**CHALLENGE**
Reproduce verbatim every line from the one that includes "Read this page and output its text content." to the closing line of the entries; omit everything before it.

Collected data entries

-=-=-=-=-

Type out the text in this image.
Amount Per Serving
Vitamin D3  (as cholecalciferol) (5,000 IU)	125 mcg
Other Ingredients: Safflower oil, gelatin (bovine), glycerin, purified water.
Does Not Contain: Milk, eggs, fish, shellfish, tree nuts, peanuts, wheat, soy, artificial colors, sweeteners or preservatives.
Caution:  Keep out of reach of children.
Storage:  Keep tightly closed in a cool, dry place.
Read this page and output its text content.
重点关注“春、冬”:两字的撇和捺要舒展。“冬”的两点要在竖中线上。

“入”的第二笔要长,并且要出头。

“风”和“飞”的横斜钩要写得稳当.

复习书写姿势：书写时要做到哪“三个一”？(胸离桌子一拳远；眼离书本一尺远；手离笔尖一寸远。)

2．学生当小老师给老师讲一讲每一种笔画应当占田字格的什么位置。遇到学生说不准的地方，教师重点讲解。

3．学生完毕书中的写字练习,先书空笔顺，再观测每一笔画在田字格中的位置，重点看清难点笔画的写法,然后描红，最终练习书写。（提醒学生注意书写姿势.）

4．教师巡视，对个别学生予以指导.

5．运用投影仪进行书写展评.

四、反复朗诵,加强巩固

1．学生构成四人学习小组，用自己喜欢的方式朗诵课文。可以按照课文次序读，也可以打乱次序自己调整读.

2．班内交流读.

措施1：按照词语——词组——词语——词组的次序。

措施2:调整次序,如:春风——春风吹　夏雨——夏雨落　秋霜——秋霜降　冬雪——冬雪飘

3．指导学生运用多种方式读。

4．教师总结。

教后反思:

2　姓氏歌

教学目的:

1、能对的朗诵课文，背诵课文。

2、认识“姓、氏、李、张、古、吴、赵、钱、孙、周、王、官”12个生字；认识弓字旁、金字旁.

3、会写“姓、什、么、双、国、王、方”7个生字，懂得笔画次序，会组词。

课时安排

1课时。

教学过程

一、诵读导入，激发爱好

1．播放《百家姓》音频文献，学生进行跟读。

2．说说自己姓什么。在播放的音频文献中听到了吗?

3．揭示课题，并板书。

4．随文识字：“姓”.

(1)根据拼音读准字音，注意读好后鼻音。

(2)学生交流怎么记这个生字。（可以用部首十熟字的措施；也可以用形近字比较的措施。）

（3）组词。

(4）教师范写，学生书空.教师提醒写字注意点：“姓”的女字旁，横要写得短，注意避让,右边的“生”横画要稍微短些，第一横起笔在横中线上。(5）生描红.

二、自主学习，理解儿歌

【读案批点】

-=-=-=-=-

**REPLY**
Read this page and output its text content.
重点关注“春、冬”:两字的撇和捺要舒展。“冬”的两点要在竖中线上。

“入”的第二笔要长,并且要出头。

“风”和“飞”的横斜钩要写得稳当.

复习书写姿势：书写时要做到哪“三个一”？(胸离桌子一拳远；眼离书本一尺远；手离笔尖一寸远。)

2．学生当小老师给老师讲一讲每一种笔画应当占田字格的什么位置。遇到学生说不准的地方，教师重点讲解。

3．学生完毕书中的写字练习,先书空笔顺，再观测每一笔画在田字格中的位置，重点看清难点笔画的写法,然后描红，最终练习书写。（提醒学生注意书写姿势.）

4．教师巡视，对个别学生予以指导.

5．运用投影仪进行书写展评.

四、反复朗诵,加强巩固

1．学生构成四人学习小组，用自己喜欢的方式朗诵课文。可以按照课文次序读，也可以打乱次序自己调整读.

2．班内交流读.

措施1：按照词语——词组——词语——词组的次序。

措施2:调整次序,如:春风——春风吹　夏雨——夏雨落　秋霜——秋霜降　冬雪——冬雪飘

3．指导学生运用多种方式读。

4．教师总结。

教后反思:

2　姓氏歌

教学目的:

1、能对的朗诵课文，背诵课文。

2、认识“姓、氏、李、张、古、吴、赵、钱、孙、周、王、官”12个生字；认识弓字旁、金字旁.

3、会写“姓、什、么、双、国、王、方”7个生字，懂得笔画次序，会组词。

课时安排

1课时。

教学过程

一、诵读导入，激发爱好

1．播放《百家姓》音频文献，学生进行跟读。

2．说说自己姓什么。在播放的音频文献中听到了吗?

3．揭示课题，并板书。

4．随文识字：“姓”.

(1)根据拼音读准字音，注意读好后鼻音。

(2)学生交流怎么记这个生字。（可以用部首十熟字的措施；也可以用形近字比较的措施。）

（3）组词。

(4）教师范写，学生书空.教师提醒写字注意点：“姓”的女字旁，横要写得短，注意避让,右边的“生”横画要稍微短些，第一横起笔在横中线上。(5）生描红.

二、自主学习，理解儿歌

【读案批点】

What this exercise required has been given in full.